» Page excerpt:

::::::::::

# My thingy of stuff



## markc (Mar 12, 2004)

Lookie here!

Any comments or critiques welcome.


----------



## voodoocat (Mar 12, 2004)

Well the gallery is very simple and easy to navigate.  :thumbsup:

You photography is incredible.  I love candid photography and capturing people in their natural surroundings.  I love the contrast in all of your black and white photos.  Are you shooting black and white? or converting color?


edit:  I just realized I can click on the image to get it to full size.  And judging by the grain I would guess that you're shooting black and white film.


----------



## markc (Mar 12, 2004)

Thanks!

Let's see... the girls in the white dresses were on my Canon10D, as were all of the bottom galleries except for landscapes, and all but Bruno in Portraits. The rest were film. One of the B&amp;Ws might be converted from color, but most are T-Max.


----------



## ksmattfish (Mar 12, 2004)

nice stuff

my favorites are from the "Little Worlds" and "Atomic Eggplant" albums.


----------



## vonnagy (Mar 12, 2004)

good stuff, nice portraits and l dig the atomic eggplant too!

oh, and thanks for your contributions to this forum as well!


----------



## oriecat (Mar 12, 2004)

You've got some really nice stuff.

Here's my complaint, and maybe this is standard and I just don't know it since I don't visit a lot of gallery set-ups...

But I wanted to see the full pic of the one at the bottom right on the main page (where it says landscapes).  So I click it, another album.  Click it again, another album!  Click it again, small version, click it again, full version.  So it took me 4 clicks to get to see what I wanted to see.  I understand the need for organization, but sub-albums of sub-albums of sub-albums?!


----------



## markc (Mar 12, 2004)

oriecat said:
			
		

> I understand the need for organization, but sub-albums of sub-albums of sub-albums?!


Yeah, I had been wondering about that. Thanks for mentioning it. I had planned on putting more in each, but it doesn't look  like it will be happening soon. I think  I'll consolidate them a bit...

Done, and thanks!


----------



## karissa (Mar 12, 2004)

Oh... I love b&w.....   Wonderful shots.... wow... nice.


----------



## markc (Mar 12, 2004)

Thanks everyone! The checks are in the mail.


----------



## karissa (Mar 12, 2004)

markc said:
			
		

> Thanks everyone! The checks are in the mail.



Whooohooo!  Payday!


----------

::::::::::

» Records supplied:
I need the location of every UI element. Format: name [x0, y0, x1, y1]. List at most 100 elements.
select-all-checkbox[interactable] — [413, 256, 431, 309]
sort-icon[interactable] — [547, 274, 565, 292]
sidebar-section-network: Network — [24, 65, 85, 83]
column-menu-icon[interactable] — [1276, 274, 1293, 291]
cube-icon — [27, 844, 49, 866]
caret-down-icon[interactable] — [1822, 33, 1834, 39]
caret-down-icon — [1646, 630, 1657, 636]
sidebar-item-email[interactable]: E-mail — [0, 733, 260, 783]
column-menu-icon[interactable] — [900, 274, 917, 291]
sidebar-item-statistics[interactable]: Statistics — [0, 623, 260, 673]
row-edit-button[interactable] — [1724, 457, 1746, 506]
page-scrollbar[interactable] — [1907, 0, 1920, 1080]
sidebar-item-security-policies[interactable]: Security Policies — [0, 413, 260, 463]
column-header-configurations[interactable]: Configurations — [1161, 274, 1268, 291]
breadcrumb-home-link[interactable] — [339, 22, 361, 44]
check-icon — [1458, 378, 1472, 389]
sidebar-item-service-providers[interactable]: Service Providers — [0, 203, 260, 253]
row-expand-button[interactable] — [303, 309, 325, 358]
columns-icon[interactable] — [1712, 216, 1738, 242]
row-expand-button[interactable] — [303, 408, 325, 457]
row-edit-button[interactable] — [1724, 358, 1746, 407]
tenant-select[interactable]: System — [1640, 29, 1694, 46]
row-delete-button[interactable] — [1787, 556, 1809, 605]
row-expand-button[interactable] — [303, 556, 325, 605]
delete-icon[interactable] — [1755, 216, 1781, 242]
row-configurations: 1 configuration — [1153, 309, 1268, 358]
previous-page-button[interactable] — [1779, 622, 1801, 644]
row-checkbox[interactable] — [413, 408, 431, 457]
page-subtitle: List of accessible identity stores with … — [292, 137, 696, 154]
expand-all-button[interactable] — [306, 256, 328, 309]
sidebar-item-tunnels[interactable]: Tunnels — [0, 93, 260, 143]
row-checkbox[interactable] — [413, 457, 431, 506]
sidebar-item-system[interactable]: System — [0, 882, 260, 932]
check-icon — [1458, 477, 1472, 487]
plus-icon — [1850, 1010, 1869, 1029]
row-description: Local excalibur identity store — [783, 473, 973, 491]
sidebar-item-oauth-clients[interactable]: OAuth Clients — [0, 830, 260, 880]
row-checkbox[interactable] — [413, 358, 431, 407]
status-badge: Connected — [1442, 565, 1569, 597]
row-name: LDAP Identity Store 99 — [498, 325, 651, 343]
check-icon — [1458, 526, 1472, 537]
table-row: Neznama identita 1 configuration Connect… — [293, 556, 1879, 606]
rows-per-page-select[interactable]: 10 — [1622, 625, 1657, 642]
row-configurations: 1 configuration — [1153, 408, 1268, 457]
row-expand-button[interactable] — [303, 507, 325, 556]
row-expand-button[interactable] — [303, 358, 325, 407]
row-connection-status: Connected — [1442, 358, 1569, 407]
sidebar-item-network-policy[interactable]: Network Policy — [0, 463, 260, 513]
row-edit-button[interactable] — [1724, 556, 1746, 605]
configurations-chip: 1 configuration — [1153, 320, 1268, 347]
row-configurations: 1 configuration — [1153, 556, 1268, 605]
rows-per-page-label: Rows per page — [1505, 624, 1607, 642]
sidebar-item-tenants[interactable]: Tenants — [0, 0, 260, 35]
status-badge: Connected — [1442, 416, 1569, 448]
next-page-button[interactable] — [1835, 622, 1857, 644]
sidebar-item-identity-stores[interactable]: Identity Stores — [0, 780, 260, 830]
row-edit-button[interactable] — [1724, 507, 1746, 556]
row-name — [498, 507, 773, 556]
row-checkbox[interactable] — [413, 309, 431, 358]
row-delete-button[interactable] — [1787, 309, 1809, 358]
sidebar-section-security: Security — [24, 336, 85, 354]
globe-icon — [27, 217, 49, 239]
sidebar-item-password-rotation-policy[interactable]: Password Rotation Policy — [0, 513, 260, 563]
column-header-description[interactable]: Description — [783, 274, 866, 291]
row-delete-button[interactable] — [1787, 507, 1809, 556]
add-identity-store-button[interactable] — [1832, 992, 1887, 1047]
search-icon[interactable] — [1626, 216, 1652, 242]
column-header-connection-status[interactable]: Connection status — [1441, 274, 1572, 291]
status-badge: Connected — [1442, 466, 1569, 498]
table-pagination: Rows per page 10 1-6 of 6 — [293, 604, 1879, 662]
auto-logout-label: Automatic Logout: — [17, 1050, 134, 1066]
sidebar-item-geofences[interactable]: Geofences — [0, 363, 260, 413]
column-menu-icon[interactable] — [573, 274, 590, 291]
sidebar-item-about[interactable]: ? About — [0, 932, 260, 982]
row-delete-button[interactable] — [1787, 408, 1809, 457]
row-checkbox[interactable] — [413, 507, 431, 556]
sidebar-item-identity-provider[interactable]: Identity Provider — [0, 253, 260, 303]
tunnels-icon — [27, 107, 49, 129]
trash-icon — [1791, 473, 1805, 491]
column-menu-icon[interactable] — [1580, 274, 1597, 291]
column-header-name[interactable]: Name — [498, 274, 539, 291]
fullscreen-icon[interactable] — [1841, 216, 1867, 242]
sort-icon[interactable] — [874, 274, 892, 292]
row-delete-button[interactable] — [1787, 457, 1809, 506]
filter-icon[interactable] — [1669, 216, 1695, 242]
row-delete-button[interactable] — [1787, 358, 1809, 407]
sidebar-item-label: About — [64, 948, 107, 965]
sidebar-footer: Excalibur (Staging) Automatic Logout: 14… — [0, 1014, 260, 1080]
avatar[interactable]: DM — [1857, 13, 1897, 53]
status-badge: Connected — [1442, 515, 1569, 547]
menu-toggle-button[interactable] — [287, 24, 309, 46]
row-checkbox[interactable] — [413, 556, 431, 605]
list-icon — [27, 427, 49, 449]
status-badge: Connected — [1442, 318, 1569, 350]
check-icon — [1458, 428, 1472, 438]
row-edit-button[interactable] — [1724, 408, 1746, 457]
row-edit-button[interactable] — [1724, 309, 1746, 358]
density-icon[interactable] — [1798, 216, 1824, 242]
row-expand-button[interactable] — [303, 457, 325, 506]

::::::::::

» Tasks to carry out:
- a) Using the gallery thread, decide whether each statement agrees with it. Give yes or no for each, with the deciding words from the thread quoted exactly. (i) markc says most of the black-and-white shots are T-Max. (ii) oriecat needed four clicks to reach the full picture. (iii) ksmattfish names the "Portraits" album as a favorite.
- b) Transcribe the entries from the first one through the line containing "row-edit-button[interactable] — [1724, 457, 1746, 506]", both ends included.
The entries are unrelated to the gallery thread.

» Task results:
- a)
(i) Yes: "but most are T-Max."
(ii) Yes: "So it took me 4 clicks to get to see what I wanted to see."
(iii) No: "my favorites are from the "Little Worlds" and "Atomic Eggplant" albums."

- b)
I need the location of every UI element. Format: name [x0, y0, x1, y1]. List at most 100 elements.
select-all-checkbox[interactable] — [413, 256, 431, 309]
sort-icon[interactable] — [547, 274, 565, 292]
sidebar-section-network: Network — [24, 65, 85, 83]
column-menu-icon[interactable] — [1276, 274, 1293, 291]
cube-icon — [27, 844, 49, 866]
caret-down-icon[interactable] — [1822, 33, 1834, 39]
caret-down-icon — [1646, 630, 1657, 636]
sidebar-item-email[interactable]: E-mail — [0, 733, 260, 783]
column-menu-icon[interactable] — [900, 274, 917, 291]
sidebar-item-statistics[interactable]: Statistics — [0, 623, 260, 673]
row-edit-button[interactable] — [1724, 457, 1746, 506]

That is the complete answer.